### GIVEN REQUEST
Exactly as written, retype the listing below, omitting the pictures.
** BEGIN DATASET ROWS **
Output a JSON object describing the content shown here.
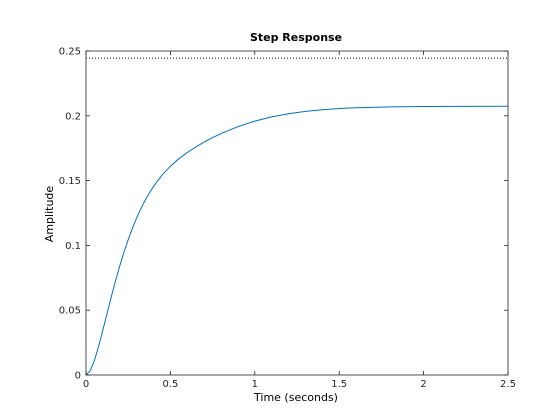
{
  "chart_data": {
    "type": "line",
    "title": "Step Response",
    "xlabel": "Time (seconds)",
    "ylabel": "Amplitude",
    "xlim": [
      0,
      2.5
    ],
    "ylim": [
      0,
      0.25
    ],
    "x_ticks": [
      0,
      0.5,
      1,
      1.5,
      2,
      2.5
    ],
    "x_tick_labels": [
      "0",
      "0.5",
      "1",
      "1.5",
      "2",
      "2.5"
    ],
    "y_ticks": [
      0,
      0.05,
      0.1,
      0.15,
      0.2,
      0.25
    ],
    "y_tick_labels": [
      "0",
      "0.05",
      "0.1",
      "0.15",
      "0.2",
      "0.25"
    ],
    "grid": false,
    "legend": "none",
    "series": [
      {
        "color": "#0072bd",
        "x": [
          0,
          0.025,
          0.05,
          0.075,
          0.1,
          0.125,
          0.15,
          0.175,
          0.2,
          0.225,
          0.25,
          0.275,
          0.3,
          0.325,
          0.35,
          0.375,
          0.4,
          0.45,
          0.5,
          0.55,
          0.6,
          0.65,
          0.7,
          0.75,
          0.8,
          0.9,
          1.0,
          1.1,
          1.2,
          1.3,
          1.4,
          1.5,
          1.6,
          1.8,
          2.0,
          2.2,
          2.5
        ],
        "y": [
          0,
          0.0032,
          0.0113,
          0.0223,
          0.0347,
          0.0476,
          0.0604,
          0.0727,
          0.0842,
          0.0948,
          0.1045,
          0.1132,
          0.1212,
          0.1283,
          0.1347,
          0.1404,
          0.1455,
          0.1542,
          0.1611,
          0.1669,
          0.1717,
          0.1759,
          0.1797,
          0.1832,
          0.1863,
          0.1916,
          0.1959,
          0.1992,
          0.2016,
          0.2034,
          0.2047,
          0.2056,
          0.2062,
          0.2069,
          0.2072,
          0.2073,
          0.2074
        ]
      }
    ],
    "steady_state": {
      "value": 0.2445,
      "style": "dotted",
      "color": "#000000"
    }
  }
}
** END DATASET ROWS **
### OUTPUT BELOW
Output a JSON object describing the content shown here.
{
  "chart_data": {
    "type": "line",
    "title": "Step Response",
    "xlabel": "Time (seconds)",
    "ylabel": "Amplitude",
    "xlim": [
      0,
      2.5
    ],
    "ylim": [
      0,
      0.25
    ],
    "x_ticks": [
      0,
      0.5,
      1,
      1.5,
      2,
      2.5
    ],
    "x_tick_labels": [
      "0",
      "0.5",
      "1",
      "1.5",
      "2",
      "2.5"
    ],
    "y_ticks": [
      0,
      0.05,
      0.1,
      0.15,
      0.2,
      0.25
    ],
    "y_tick_labels": [
      "0",
      "0.05",
      "0.1",
      "0.15",
      "0.2",
      "0.25"
    ],
    "grid": false,
    "legend": "none",
    "series": [
      {
        "color": "#0072bd",
        "x": [
          0,
          0.025,
          0.05,
          0.075,
          0.1,
          0.125,
          0.15,
          0.175,
          0.2,
          0.225,
          0.25,
          0.275,
          0.3,
          0.325,
          0.35,
          0.375,
          0.4,
          0.45,
          0.5,
          0.55,
          0.6,
          0.65,
          0.7,
          0.75,
          0.8,
          0.9,
          1.0,
          1.1,
          1.2,
          1.3,
          1.4,
          1.5,
          1.6,
          1.8,
          2.0,
          2.2,
          2.5
        ],
        "y": [
          0,
          0.0032,
          0.0113,
          0.0223,
          0.0347,
          0.0476,
          0.0604,
          0.0727,
          0.0842,
          0.0948,
          0.1045,
          0.1132,
          0.1212,
          0.1283,
          0.1347,
          0.1404,
          0.1455,
          0.1542,
          0.1611,
          0.1669,
          0.1717,
          0.1759,
          0.1797,
          0.1832,
          0.1863,
          0.1916,
          0.1959,
          0.1992,
          0.2016,
          0.2034,
          0.2047,
          0.2056,
          0.2062,
          0.2069,
          0.2072,
          0.2073,
          0.2074
        ]
      }
    ],
    "steady_state": {
      "value": 0.2445,
      "style": "dotted",
      "color": "#000000"
    }
  }
}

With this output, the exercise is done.